Description of the task: Return all of the data exactly, with nothing left out but the pictures.

** Start Records provided **

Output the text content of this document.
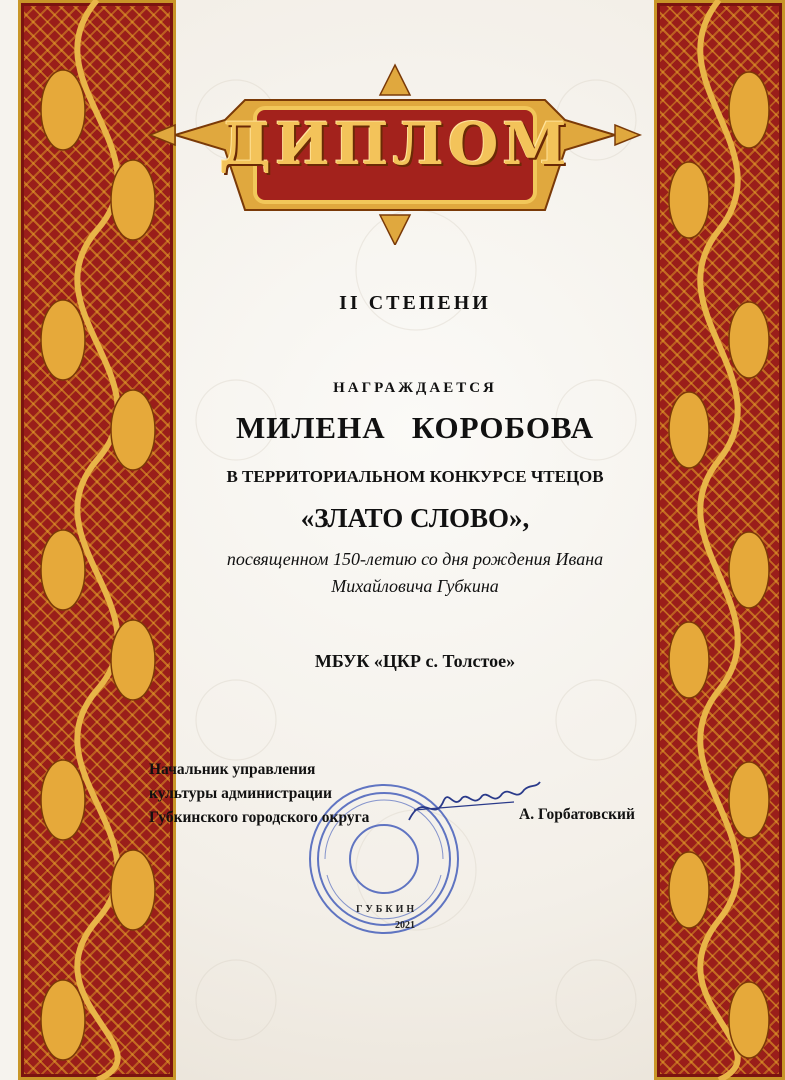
ДИПЛОМ
II СТЕПЕНИ
НАГРАЖДАЕТСЯ
МИЛЕНА   КОРОБОВА
В ТЕРРИТОРИАЛЬНОМ КОНКУРСЕ ЧТЕЦОВ
«ЗЛАТО СЛОВО»,
посвященном 150-летию со дня рождения Ивана
Михайловича Губкина
МБУК «ЦКР с. Толстое»
Начальник управления
культуры администрации
Губкинского городского округа	А. Горбатовский
ГУБКИН
2021
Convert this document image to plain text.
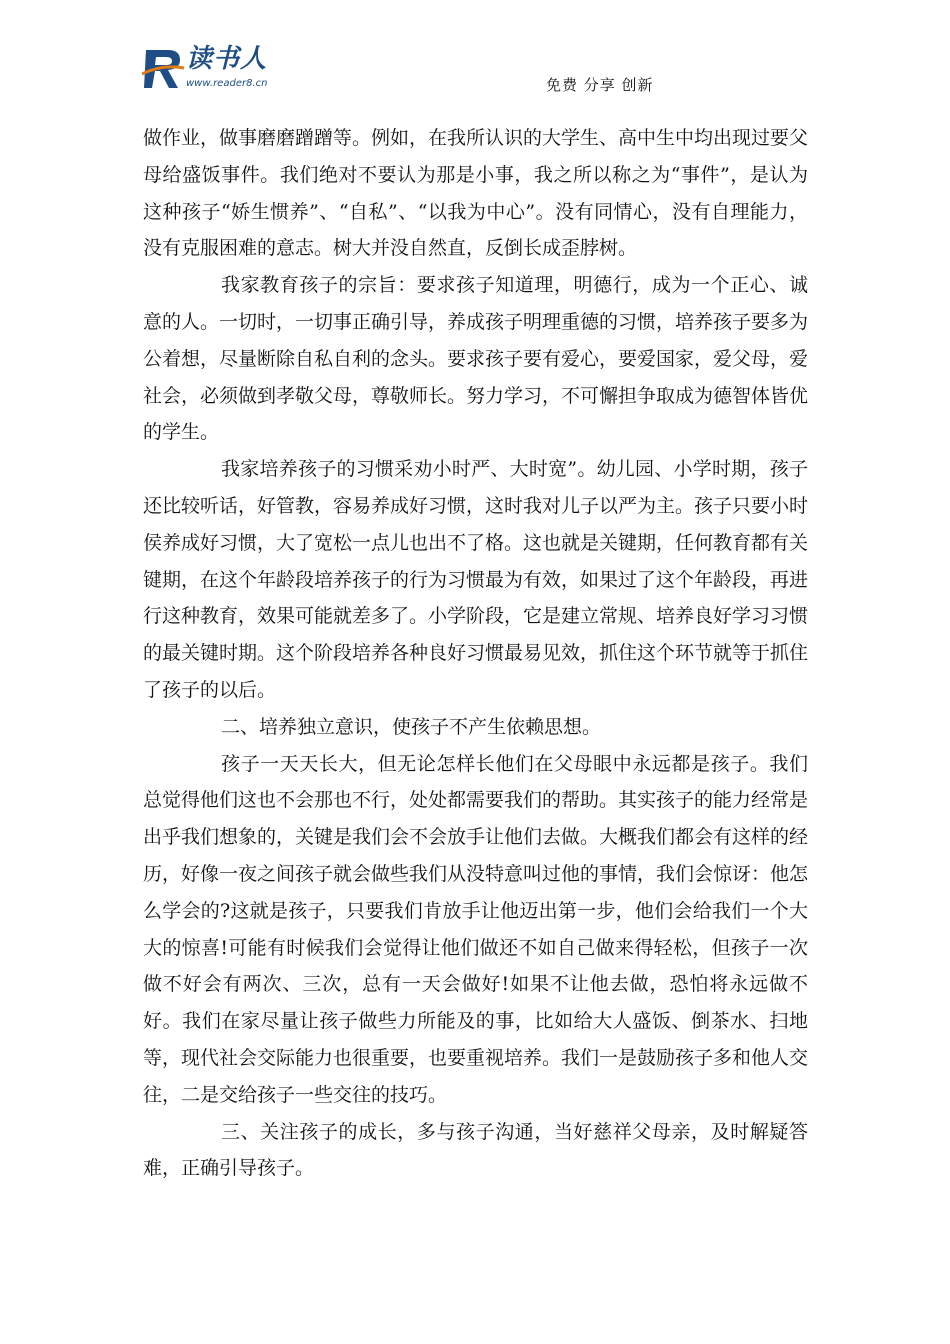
读书人
www.reader8.cn	免费 分享 创新

做作业，做事磨磨蹭蹭等。例如，在我所认识的大学生、高中生中均出现过要父母给盛饭事件。我们绝对不要认为那是小事，我之所以称之为“事件”，是认为这种孩子“娇生惯养”、“自私”、“以我为中心”。没有同情心，没有自理能力，没有克服困难的意志。树大并没自然直，反倒长成歪脖树。

我家教育孩子的宗旨：要求孩子知道理，明德行，成为一个正心、诚意的人。一切时，一切事正确引导，养成孩子明理重德的习惯，培养孩子要多为公着想，尽量断除自私自利的念头。要求孩子要有爱心，要爱国家，爱父母，爱社会，必须做到孝敬父母，尊敬师长。努力学习，不可懈担争取成为德智体皆优的学生。

我家培养孩子的习惯采劝小时严、大时宽”。幼儿园、小学时期，孩子还比较听话，好管教，容易养成好习惯，这时我对儿子以严为主。孩子只要小时侯养成好习惯，大了宽松一点儿也出不了格。这也就是关键期，任何教育都有关键期，在这个年龄段培养孩子的行为习惯最为有效，如果过了这个年龄段，再进行这种教育，效果可能就差多了。小学阶段，它是建立常规、培养良好学习习惯的最关键时期。这个阶段培养各种良好习惯最易见效，抓住这个环节就等于抓住了孩子的以后。

二、培养独立意识，使孩子不产生依赖思想。

孩子一天天长大，但无论怎样长他们在父母眼中永远都是孩子。我们总觉得他们这也不会那也不行，处处都需要我们的帮助。其实孩子的能力经常是出乎我们想象的，关键是我们会不会放手让他们去做。大概我们都会有这样的经历，好像一夜之间孩子就会做些我们从没特意叫过他的事情，我们会惊讶：他怎么学会的?这就是孩子，只要我们肯放手让他迈出第一步，他们会给我们一个大大的惊喜!可能有时候我们会觉得让他们做还不如自己做来得轻松，但孩子一次做不好会有两次、三次，总有一天会做好!如果不让他去做，恐怕将永远做不好。我们在家尽量让孩子做些力所能及的事，比如给大人盛饭、倒茶水、扫地等，现代社会交际能力也很重要，也要重视培养。我们一是鼓励孩子多和他人交往，二是交给孩子一些交往的技巧。

三、关注孩子的成长，多与孩子沟通，当好慈祥父母亲，及时解疑答难，正确引导孩子。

** End Records provided **

Written solution:
Output the text content of this document.
ДИПЛОМ
II СТЕПЕНИ
НАГРАЖДАЕТСЯ
МИЛЕНА   КОРОБОВА
В ТЕРРИТОРИАЛЬНОМ КОНКУРСЕ ЧТЕЦОВ
«ЗЛАТО СЛОВО»,
посвященном 150-летию со дня рождения Ивана
Михайловича Губкина
МБУК «ЦКР с. Толстое»
Начальник управления
культуры администрации
Губкинского городского округа	А. Горбатовский
ГУБКИН
2021
Convert this document image to plain text.
读书人
www.reader8.cn	免费 分享 创新

做作业，做事磨磨蹭蹭等。例如，在我所认识的大学生、高中生中均出现过要父母给盛饭事件。我们绝对不要认为那是小事，我之所以称之为“事件”，是认为这种孩子“娇生惯养”、“自私”、“以我为中心”。没有同情心，没有自理能力，没有克服困难的意志。树大并没自然直，反倒长成歪脖树。

我家教育孩子的宗旨：要求孩子知道理，明德行，成为一个正心、诚意的人。一切时，一切事正确引导，养成孩子明理重德的习惯，培养孩子要多为公着想，尽量断除自私自利的念头。要求孩子要有爱心，要爱国家，爱父母，爱社会，必须做到孝敬父母，尊敬师长。努力学习，不可懈担争取成为德智体皆优的学生。

我家培养孩子的习惯采劝小时严、大时宽”。幼儿园、小学时期，孩子还比较听话，好管教，容易养成好习惯，这时我对儿子以严为主。孩子只要小时侯养成好习惯，大了宽松一点儿也出不了格。这也就是关键期，任何教育都有关键期，在这个年龄段培养孩子的行为习惯最为有效，如果过了这个年龄段，再进行这种教育，效果可能就差多了。小学阶段，它是建立常规、培养良好学习习惯的最关键时期。这个阶段培养各种良好习惯最易见效，抓住这个环节就等于抓住了孩子的以后。

二、培养独立意识，使孩子不产生依赖思想。

孩子一天天长大，但无论怎样长他们在父母眼中永远都是孩子。我们总觉得他们这也不会那也不行，处处都需要我们的帮助。其实孩子的能力经常是出乎我们想象的，关键是我们会不会放手让他们去做。大概我们都会有这样的经历，好像一夜之间孩子就会做些我们从没特意叫过他的事情，我们会惊讶：他怎么学会的?这就是孩子，只要我们肯放手让他迈出第一步，他们会给我们一个大大的惊喜!可能有时候我们会觉得让他们做还不如自己做来得轻松，但孩子一次做不好会有两次、三次，总有一天会做好!如果不让他去做，恐怕将永远做不好。我们在家尽量让孩子做些力所能及的事，比如给大人盛饭、倒茶水、扫地等，现代社会交际能力也很重要，也要重视培养。我们一是鼓励孩子多和他人交往，二是交给孩子一些交往的技巧。

三、关注孩子的成长，多与孩子沟通，当好慈祥父母亲，及时解疑答难，正确引导孩子。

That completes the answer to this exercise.